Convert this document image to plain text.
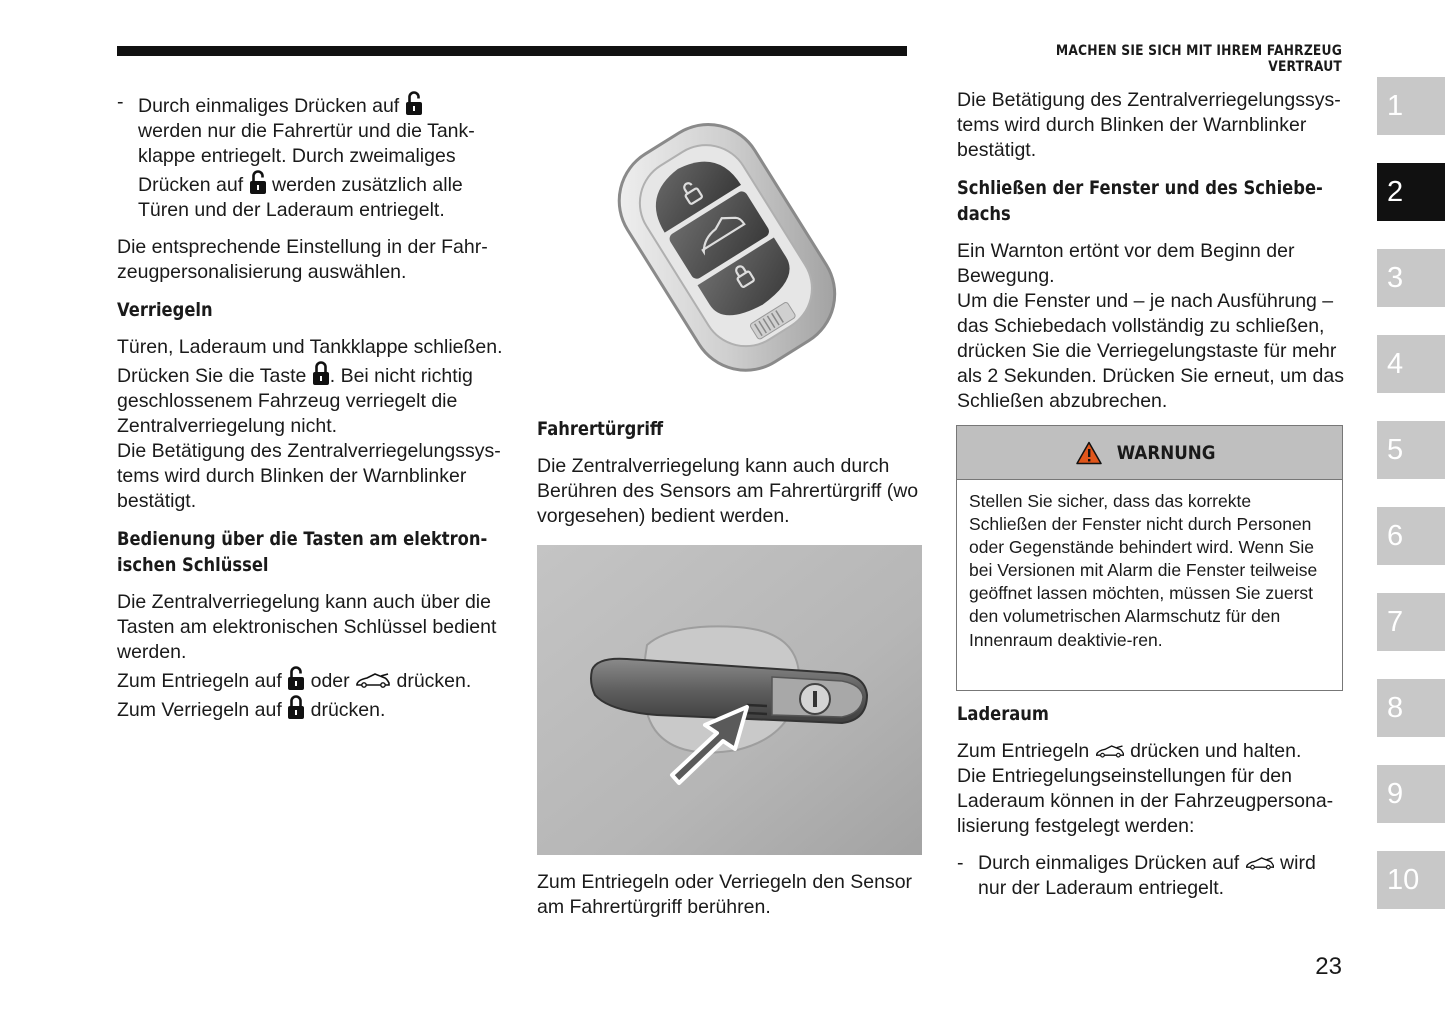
MACHEN SIE SICH MIT IHREM FAHRZEUG VERTRAUT
- Durch einmaliges Drücken auf

werden nur die Fahrertür und die Tank-
klappe entriegelt. Durch zweimaliges
Drücken auf werden zusätzlich alle
Türen und der Laderaum entriegelt.

Die entsprechende Einstellung in der Fahr-zeugpersonalisierung auswählen.

Verriegeln

Türen, Laderaum und Tankklappe schließen.

Drücken Sie die Taste . Bei nicht richtig geschlossenem Fahrzeug verriegelt die Zentralverriegelung nicht.

Die Betätigung des Zentralverriegelungssys-tems wird durch Blinken der Warnblinker bestätigt.

Bedienung über die Tasten am elektron-
ischen Schlüssel

Die Zentralverriegelung kann auch über die Tasten am elektronischen Schlüssel bedient werden.

Zum Entriegeln auf oder drücken.

Zum Verriegeln auf drücken.

Fahrertürgriff

Die Zentralverriegelung kann auch durch Berühren des Sensors am Fahrertürgriff (wo vorgesehen) bedient werden.

Zum Entriegeln oder Verriegeln den Sensor am Fahrertürgriff berühren.

Die Betätigung des Zentralverriegelungssys-tems wird durch Blinken der Warnblinker bestätigt.

Schließen der Fenster und des Schiebe-
dachs

Ein Warnton ertönt vor dem Beginn der Bewegung.

Um die Fenster und – je nach Ausführung – das Schiebedach vollständig zu schließen, drücken Sie die Verriegelungstaste für mehr als 2 Sekunden. Drücken Sie erneut, um das Schließen abzubrechen.

WARNUNG
Stellen Sie sicher, dass das korrekte Schließen der Fenster nicht durch Personen oder Gegenstände behindert wird. Wenn Sie bei Versionen mit Alarm die Fenster teilweise geöffnet lassen möchten, müssen Sie zuerst den volumetrischen Alarmschutz für den Innenraum deaktivie-ren.
Laderaum

Zum Entriegeln drücken und halten.

Die Entriegelungseinstellungen für den Laderaum können in der Fahrzeugpersona-lisierung festgelegt werden:

- Durch einmaliges Drücken auf wird nur der Laderaum entriegelt.

1
2
3
4
5
6
7
8
9
10
23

—————

Of the lines in the data, how many contain the word "entriegelt"? Provide the number and nothing further.

3